DIRECTIVE
Your task is to write out the complete listing exactly as it is shown.

PROVIDED RECORDS

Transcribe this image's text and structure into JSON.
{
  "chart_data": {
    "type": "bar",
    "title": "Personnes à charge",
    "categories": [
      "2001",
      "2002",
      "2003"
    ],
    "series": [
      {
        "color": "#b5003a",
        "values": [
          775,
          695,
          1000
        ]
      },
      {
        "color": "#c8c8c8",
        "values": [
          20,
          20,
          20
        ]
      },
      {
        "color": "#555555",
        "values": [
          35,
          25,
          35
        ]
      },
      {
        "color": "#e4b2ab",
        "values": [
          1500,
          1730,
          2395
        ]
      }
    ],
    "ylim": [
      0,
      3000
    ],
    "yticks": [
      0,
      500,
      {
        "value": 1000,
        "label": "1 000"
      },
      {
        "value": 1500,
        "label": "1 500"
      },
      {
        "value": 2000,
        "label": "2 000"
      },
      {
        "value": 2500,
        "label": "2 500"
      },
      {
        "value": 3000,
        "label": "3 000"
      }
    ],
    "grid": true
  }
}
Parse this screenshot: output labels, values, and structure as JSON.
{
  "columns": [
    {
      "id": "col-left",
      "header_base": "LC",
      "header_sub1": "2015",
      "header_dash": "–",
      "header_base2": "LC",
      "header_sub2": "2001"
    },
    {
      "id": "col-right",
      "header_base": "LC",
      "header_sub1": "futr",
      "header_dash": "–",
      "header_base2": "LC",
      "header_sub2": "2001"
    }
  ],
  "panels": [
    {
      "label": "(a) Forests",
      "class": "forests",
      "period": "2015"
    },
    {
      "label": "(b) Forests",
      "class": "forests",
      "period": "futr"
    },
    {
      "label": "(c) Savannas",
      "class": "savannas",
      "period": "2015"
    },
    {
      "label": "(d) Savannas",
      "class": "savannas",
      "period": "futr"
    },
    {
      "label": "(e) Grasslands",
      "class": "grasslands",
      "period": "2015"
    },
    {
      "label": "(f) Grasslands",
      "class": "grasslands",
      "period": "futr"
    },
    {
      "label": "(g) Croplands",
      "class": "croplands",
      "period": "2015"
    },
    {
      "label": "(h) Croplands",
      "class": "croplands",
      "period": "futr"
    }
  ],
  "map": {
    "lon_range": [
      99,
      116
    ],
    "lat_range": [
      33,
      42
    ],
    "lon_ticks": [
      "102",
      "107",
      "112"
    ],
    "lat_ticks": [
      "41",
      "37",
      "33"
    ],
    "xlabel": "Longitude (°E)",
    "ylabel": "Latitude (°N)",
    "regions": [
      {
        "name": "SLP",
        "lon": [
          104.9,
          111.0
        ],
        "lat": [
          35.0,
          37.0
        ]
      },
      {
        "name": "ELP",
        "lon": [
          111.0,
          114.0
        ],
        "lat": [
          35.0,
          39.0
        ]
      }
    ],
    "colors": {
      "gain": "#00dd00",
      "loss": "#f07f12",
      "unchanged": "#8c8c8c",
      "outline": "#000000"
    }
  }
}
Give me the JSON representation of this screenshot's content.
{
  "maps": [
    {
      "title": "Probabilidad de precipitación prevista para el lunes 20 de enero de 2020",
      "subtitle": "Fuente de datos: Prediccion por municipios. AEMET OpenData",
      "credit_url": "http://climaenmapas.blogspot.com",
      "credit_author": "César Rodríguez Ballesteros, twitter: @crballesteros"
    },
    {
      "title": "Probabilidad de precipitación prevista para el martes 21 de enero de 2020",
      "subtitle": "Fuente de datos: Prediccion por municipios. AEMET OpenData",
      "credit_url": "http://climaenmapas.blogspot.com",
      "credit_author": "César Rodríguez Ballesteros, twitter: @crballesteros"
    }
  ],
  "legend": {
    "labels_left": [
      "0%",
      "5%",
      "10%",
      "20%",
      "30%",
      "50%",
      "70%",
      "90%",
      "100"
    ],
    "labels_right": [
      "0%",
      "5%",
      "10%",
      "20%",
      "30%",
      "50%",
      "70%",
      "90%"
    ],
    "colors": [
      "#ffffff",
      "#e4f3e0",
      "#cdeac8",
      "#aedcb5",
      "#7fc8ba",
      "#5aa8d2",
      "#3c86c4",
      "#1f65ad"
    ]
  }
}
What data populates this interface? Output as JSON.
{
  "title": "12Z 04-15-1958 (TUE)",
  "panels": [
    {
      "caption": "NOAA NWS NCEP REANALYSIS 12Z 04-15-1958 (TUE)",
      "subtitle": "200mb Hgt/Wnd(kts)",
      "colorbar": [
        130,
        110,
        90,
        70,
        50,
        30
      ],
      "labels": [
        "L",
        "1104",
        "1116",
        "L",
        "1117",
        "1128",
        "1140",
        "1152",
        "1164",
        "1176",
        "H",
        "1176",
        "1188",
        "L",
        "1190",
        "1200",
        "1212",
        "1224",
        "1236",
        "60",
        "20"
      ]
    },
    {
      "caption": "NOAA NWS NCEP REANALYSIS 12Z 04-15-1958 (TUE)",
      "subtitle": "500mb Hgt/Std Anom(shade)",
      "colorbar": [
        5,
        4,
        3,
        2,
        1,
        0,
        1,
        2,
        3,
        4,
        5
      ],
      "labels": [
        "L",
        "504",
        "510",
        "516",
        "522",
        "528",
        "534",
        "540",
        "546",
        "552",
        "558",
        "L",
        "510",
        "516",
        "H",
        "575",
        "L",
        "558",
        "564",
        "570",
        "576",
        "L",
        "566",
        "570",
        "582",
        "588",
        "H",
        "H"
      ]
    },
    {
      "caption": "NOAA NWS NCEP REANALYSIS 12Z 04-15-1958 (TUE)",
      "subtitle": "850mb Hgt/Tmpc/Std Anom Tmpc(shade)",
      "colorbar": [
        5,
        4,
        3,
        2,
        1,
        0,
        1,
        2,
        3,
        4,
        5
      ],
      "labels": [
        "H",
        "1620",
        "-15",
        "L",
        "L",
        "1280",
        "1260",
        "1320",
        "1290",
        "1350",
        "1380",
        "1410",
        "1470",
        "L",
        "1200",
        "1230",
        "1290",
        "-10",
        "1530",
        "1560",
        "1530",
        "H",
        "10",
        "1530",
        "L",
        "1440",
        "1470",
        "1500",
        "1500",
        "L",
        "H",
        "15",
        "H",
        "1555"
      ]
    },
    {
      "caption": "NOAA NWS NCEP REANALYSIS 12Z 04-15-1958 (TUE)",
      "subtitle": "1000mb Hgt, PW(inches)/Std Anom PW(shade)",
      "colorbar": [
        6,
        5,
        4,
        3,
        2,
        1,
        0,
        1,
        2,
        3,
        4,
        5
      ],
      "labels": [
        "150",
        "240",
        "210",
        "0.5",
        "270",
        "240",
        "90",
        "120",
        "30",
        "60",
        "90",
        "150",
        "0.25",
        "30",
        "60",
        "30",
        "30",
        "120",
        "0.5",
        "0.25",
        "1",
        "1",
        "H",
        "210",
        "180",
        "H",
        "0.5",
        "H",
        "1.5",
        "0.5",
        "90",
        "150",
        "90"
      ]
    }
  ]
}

REPLY
Transcribe this image's text and structure into JSON.
{
  "chart_data": {
    "type": "bar",
    "title": "Personnes à charge",
    "categories": [
      "2001",
      "2002",
      "2003"
    ],
    "series": [
      {
        "color": "#b5003a",
        "values": [
          775,
          695,
          1000
        ]
      },
      {
        "color": "#c8c8c8",
        "values": [
          20,
          20,
          20
        ]
      },
      {
        "color": "#555555",
        "values": [
          35,
          25,
          35
        ]
      },
      {
        "color": "#e4b2ab",
        "values": [
          1500,
          1730,
          2395
        ]
      }
    ],
    "ylim": [
      0,
      3000
    ],
    "yticks": [
      0,
      500,
      {
        "value": 1000,
        "label": "1 000"
      },
      {
        "value": 1500,
        "label": "1 500"
      },
      {
        "value": 2000,
        "label": "2 000"
      },
      {
        "value": 2500,
        "label": "2 500"
      },
      {
        "value": 3000,
        "label": "3 000"
      }
    ],
    "grid": true
  }
}
Parse this screenshot: output labels, values, and structure as JSON.
{
  "columns": [
    {
      "id": "col-left",
      "header_base": "LC",
      "header_sub1": "2015",
      "header_dash": "–",
      "header_base2": "LC",
      "header_sub2": "2001"
    },
    {
      "id": "col-right",
      "header_base": "LC",
      "header_sub1": "futr",
      "header_dash": "–",
      "header_base2": "LC",
      "header_sub2": "2001"
    }
  ],
  "panels": [
    {
      "label": "(a) Forests",
      "class": "forests",
      "period": "2015"
    },
    {
      "label": "(b) Forests",
      "class": "forests",
      "period": "futr"
    },
    {
      "label": "(c) Savannas",
      "class": "savannas",
      "period": "2015"
    },
    {
      "label": "(d) Savannas",
      "class": "savannas",
      "period": "futr"
    },
    {
      "label": "(e) Grasslands",
      "class": "grasslands",
      "period": "2015"
    },
    {
      "label": "(f) Grasslands",
      "class": "grasslands",
      "period": "futr"
    },
    {
      "label": "(g) Croplands",
      "class": "croplands",
      "period": "2015"
    },
    {
      "label": "(h) Croplands",
      "class": "croplands",
      "period": "futr"
    }
  ],
  "map": {
    "lon_range": [
      99,
      116
    ],
    "lat_range": [
      33,
      42
    ],
    "lon_ticks": [
      "102",
      "107",
      "112"
    ],
    "lat_ticks": [
      "41",
      "37",
      "33"
    ],
    "xlabel": "Longitude (°E)",
    "ylabel": "Latitude (°N)",
    "regions": [
      {
        "name": "SLP",
        "lon": [
          104.9,
          111.0
        ],
        "lat": [
          35.0,
          37.0
        ]
      },
      {
        "name": "ELP",
        "lon": [
          111.0,
          114.0
        ],
        "lat": [
          35.0,
          39.0
        ]
      }
    ],
    "colors": {
      "gain": "#00dd00",
      "loss": "#f07f12",
      "unchanged": "#8c8c8c",
      "outline": "#000000"
    }
  }
}
Give me the JSON representation of this screenshot's content.
{
  "maps": [
    {
      "title": "Probabilidad de precipitación prevista para el lunes 20 de enero de 2020",
      "subtitle": "Fuente de datos: Prediccion por municipios. AEMET OpenData",
      "credit_url": "http://climaenmapas.blogspot.com",
      "credit_author": "César Rodríguez Ballesteros, twitter: @crballesteros"
    },
    {
      "title": "Probabilidad de precipitación prevista para el martes 21 de enero de 2020",
      "subtitle": "Fuente de datos: Prediccion por municipios. AEMET OpenData",
      "credit_url": "http://climaenmapas.blogspot.com",
      "credit_author": "César Rodríguez Ballesteros, twitter: @crballesteros"
    }
  ],
  "legend": {
    "labels_left": [
      "0%",
      "5%",
      "10%",
      "20%",
      "30%",
      "50%",
      "70%",
      "90%",
      "100"
    ],
    "labels_right": [
      "0%",
      "5%",
      "10%",
      "20%",
      "30%",
      "50%",
      "70%",
      "90%"
    ],
    "colors": [
      "#ffffff",
      "#e4f3e0",
      "#cdeac8",
      "#aedcb5",
      "#7fc8ba",
      "#5aa8d2",
      "#3c86c4",
      "#1f65ad"
    ]
  }
}
What data populates this interface? Output as JSON.
{
  "title": "12Z 04-15-1958 (TUE)",
  "panels": [
    {
      "caption": "NOAA NWS NCEP REANALYSIS 12Z 04-15-1958 (TUE)",
      "subtitle": "200mb Hgt/Wnd(kts)",
      "colorbar": [
        130,
        110,
        90,
        70,
        50,
        30
      ],
      "labels": [
        "L",
        "1104",
        "1116",
        "L",
        "1117",
        "1128",
        "1140",
        "1152",
        "1164",
        "1176",
        "H",
        "1176",
        "1188",
        "L",
        "1190",
        "1200",
        "1212",
        "1224",
        "1236",
        "60",
        "20"
      ]
    },
    {
      "caption": "NOAA NWS NCEP REANALYSIS 12Z 04-15-1958 (TUE)",
      "subtitle": "500mb Hgt/Std Anom(shade)",
      "colorbar": [
        5,
        4,
        3,
        2,
        1,
        0,
        1,
        2,
        3,
        4,
        5
      ],
      "labels": [
        "L",
        "504",
        "510",
        "516",
        "522",
        "528",
        "534",
        "540",
        "546",
        "552",
        "558",
        "L",
        "510",
        "516",
        "H",
        "575",
        "L",
        "558",
        "564",
        "570",
        "576",
        "L",
        "566",
        "570",
        "582",
        "588",
        "H",
        "H"
      ]
    },
    {
      "caption": "NOAA NWS NCEP REANALYSIS 12Z 04-15-1958 (TUE)",
      "subtitle": "850mb Hgt/Tmpc/Std Anom Tmpc(shade)",
      "colorbar": [
        5,
        4,
        3,
        2,
        1,
        0,
        1,
        2,
        3,
        4,
        5
      ],
      "labels": [
        "H",
        "1620",
        "-15",
        "L",
        "L",
        "1280",
        "1260",
        "1320",
        "1290",
        "1350",
        "1380",
        "1410",
        "1470",
        "L",
        "1200",
        "1230",
        "1290",
        "-10",
        "1530",
        "1560",
        "1530",
        "H",
        "10",
        "1530",
        "L",
        "1440",
        "1470",
        "1500",
        "1500",
        "L",
        "H",
        "15",
        "H",
        "1555"
      ]
    },
    {
      "caption": "NOAA NWS NCEP REANALYSIS 12Z 04-15-1958 (TUE)",
      "subtitle": "1000mb Hgt, PW(inches)/Std Anom PW(shade)",
      "colorbar": [
        6,
        5,
        4,
        3,
        2,
        1,
        0,
        1,
        2,
        3,
        4,
        5
      ],
      "labels": [
        "150",
        "240",
        "210",
        "0.5",
        "270",
        "240",
        "90",
        "120",
        "30",
        "60",
        "90",
        "150",
        "0.25",
        "30",
        "60",
        "30",
        "30",
        "120",
        "0.5",
        "0.25",
        "1",
        "1",
        "H",
        "210",
        "180",
        "H",
        "0.5",
        "H",
        "1.5",
        "0.5",
        "90",
        "150",
        "90"
      ]
    }
  ]
}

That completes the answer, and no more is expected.